Problem to work on
Write out the whole listing word for word.

[Data excerpts]

★ ★ ★ ★ ★

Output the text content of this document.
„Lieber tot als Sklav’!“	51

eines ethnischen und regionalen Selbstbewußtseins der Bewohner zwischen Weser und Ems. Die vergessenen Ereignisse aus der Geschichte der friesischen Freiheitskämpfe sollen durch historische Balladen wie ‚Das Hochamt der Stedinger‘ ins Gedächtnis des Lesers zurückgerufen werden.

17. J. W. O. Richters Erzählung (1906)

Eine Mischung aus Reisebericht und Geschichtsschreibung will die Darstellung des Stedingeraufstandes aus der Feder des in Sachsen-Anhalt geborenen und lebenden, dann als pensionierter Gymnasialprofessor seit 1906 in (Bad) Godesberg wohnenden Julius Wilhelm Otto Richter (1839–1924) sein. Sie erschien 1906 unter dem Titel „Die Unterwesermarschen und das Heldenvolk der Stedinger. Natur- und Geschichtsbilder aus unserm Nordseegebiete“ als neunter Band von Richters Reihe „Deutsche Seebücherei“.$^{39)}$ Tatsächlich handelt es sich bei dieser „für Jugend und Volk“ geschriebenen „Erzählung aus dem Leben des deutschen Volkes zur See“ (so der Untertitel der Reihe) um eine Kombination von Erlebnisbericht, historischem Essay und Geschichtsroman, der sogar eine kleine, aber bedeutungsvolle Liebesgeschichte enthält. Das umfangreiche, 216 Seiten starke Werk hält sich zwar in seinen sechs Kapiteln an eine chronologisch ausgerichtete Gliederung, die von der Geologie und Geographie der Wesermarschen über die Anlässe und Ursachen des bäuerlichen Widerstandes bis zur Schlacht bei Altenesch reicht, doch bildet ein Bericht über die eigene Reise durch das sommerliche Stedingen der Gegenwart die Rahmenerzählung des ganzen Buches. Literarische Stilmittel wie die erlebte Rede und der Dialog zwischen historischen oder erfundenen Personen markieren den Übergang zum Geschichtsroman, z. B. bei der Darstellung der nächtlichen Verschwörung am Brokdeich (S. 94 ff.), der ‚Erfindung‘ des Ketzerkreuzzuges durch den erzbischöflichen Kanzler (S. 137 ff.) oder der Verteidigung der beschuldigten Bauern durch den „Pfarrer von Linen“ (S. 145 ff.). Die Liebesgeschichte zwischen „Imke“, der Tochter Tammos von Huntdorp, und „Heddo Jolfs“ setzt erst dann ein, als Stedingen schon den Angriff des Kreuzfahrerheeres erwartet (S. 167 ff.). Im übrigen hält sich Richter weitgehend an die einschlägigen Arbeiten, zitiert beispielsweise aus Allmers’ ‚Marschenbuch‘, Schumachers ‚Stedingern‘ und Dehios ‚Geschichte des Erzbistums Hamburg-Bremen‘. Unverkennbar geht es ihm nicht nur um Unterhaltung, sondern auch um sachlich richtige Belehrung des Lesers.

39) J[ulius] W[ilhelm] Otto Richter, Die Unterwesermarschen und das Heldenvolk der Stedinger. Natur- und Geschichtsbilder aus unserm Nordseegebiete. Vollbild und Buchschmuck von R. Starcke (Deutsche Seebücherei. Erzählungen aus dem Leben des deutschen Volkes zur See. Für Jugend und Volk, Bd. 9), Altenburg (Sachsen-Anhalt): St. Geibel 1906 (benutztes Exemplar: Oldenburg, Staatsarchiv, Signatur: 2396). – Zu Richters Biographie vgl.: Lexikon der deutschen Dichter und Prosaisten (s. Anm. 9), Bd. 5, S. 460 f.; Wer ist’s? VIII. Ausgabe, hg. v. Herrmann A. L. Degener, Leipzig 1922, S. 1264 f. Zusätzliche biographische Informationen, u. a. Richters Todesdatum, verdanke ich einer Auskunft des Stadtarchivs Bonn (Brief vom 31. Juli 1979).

★ ★ ★ ★ ★

The result
Output the text content of this document.
„Lieber tot als Sklav’!“	51

eines ethnischen und regionalen Selbstbewußtseins der Bewohner zwischen Weser und Ems. Die vergessenen Ereignisse aus der Geschichte der friesischen Freiheitskämpfe sollen durch historische Balladen wie ‚Das Hochamt der Stedinger‘ ins Gedächtnis des Lesers zurückgerufen werden.

17. J. W. O. Richters Erzählung (1906)

Eine Mischung aus Reisebericht und Geschichtsschreibung will die Darstellung des Stedingeraufstandes aus der Feder des in Sachsen-Anhalt geborenen und lebenden, dann als pensionierter Gymnasialprofessor seit 1906 in (Bad) Godesberg wohnenden Julius Wilhelm Otto Richter (1839–1924) sein. Sie erschien 1906 unter dem Titel „Die Unterwesermarschen und das Heldenvolk der Stedinger. Natur- und Geschichtsbilder aus unserm Nordseegebiete“ als neunter Band von Richters Reihe „Deutsche Seebücherei“.$^{39)}$ Tatsächlich handelt es sich bei dieser „für Jugend und Volk“ geschriebenen „Erzählung aus dem Leben des deutschen Volkes zur See“ (so der Untertitel der Reihe) um eine Kombination von Erlebnisbericht, historischem Essay und Geschichtsroman, der sogar eine kleine, aber bedeutungsvolle Liebesgeschichte enthält. Das umfangreiche, 216 Seiten starke Werk hält sich zwar in seinen sechs Kapiteln an eine chronologisch ausgerichtete Gliederung, die von der Geologie und Geographie der Wesermarschen über die Anlässe und Ursachen des bäuerlichen Widerstandes bis zur Schlacht bei Altenesch reicht, doch bildet ein Bericht über die eigene Reise durch das sommerliche Stedingen der Gegenwart die Rahmenerzählung des ganzen Buches. Literarische Stilmittel wie die erlebte Rede und der Dialog zwischen historischen oder erfundenen Personen markieren den Übergang zum Geschichtsroman, z. B. bei der Darstellung der nächtlichen Verschwörung am Brokdeich (S. 94 ff.), der ‚Erfindung‘ des Ketzerkreuzzuges durch den erzbischöflichen Kanzler (S. 137 ff.) oder der Verteidigung der beschuldigten Bauern durch den „Pfarrer von Linen“ (S. 145 ff.). Die Liebesgeschichte zwischen „Imke“, der Tochter Tammos von Huntdorp, und „Heddo Jolfs“ setzt erst dann ein, als Stedingen schon den Angriff des Kreuzfahrerheeres erwartet (S. 167 ff.). Im übrigen hält sich Richter weitgehend an die einschlägigen Arbeiten, zitiert beispielsweise aus Allmers’ ‚Marschenbuch‘, Schumachers ‚Stedingern‘ und Dehios ‚Geschichte des Erzbistums Hamburg-Bremen‘. Unverkennbar geht es ihm nicht nur um Unterhaltung, sondern auch um sachlich richtige Belehrung des Lesers.

39) J[ulius] W[ilhelm] Otto Richter, Die Unterwesermarschen und das Heldenvolk der Stedinger. Natur- und Geschichtsbilder aus unserm Nordseegebiete. Vollbild und Buchschmuck von R. Starcke (Deutsche Seebücherei. Erzählungen aus dem Leben des deutschen Volkes zur See. Für Jugend und Volk, Bd. 9), Altenburg (Sachsen-Anhalt): St. Geibel 1906 (benutztes Exemplar: Oldenburg, Staatsarchiv, Signatur: 2396). – Zu Richters Biographie vgl.: Lexikon der deutschen Dichter und Prosaisten (s. Anm. 9), Bd. 5, S. 460 f.; Wer ist’s? VIII. Ausgabe, hg. v. Herrmann A. L. Degener, Leipzig 1922, S. 1264 f. Zusätzliche biographische Informationen, u. a. Richters Todesdatum, verdanke ich einer Auskunft des Stadtarchivs Bonn (Brief vom 31. Juli 1979).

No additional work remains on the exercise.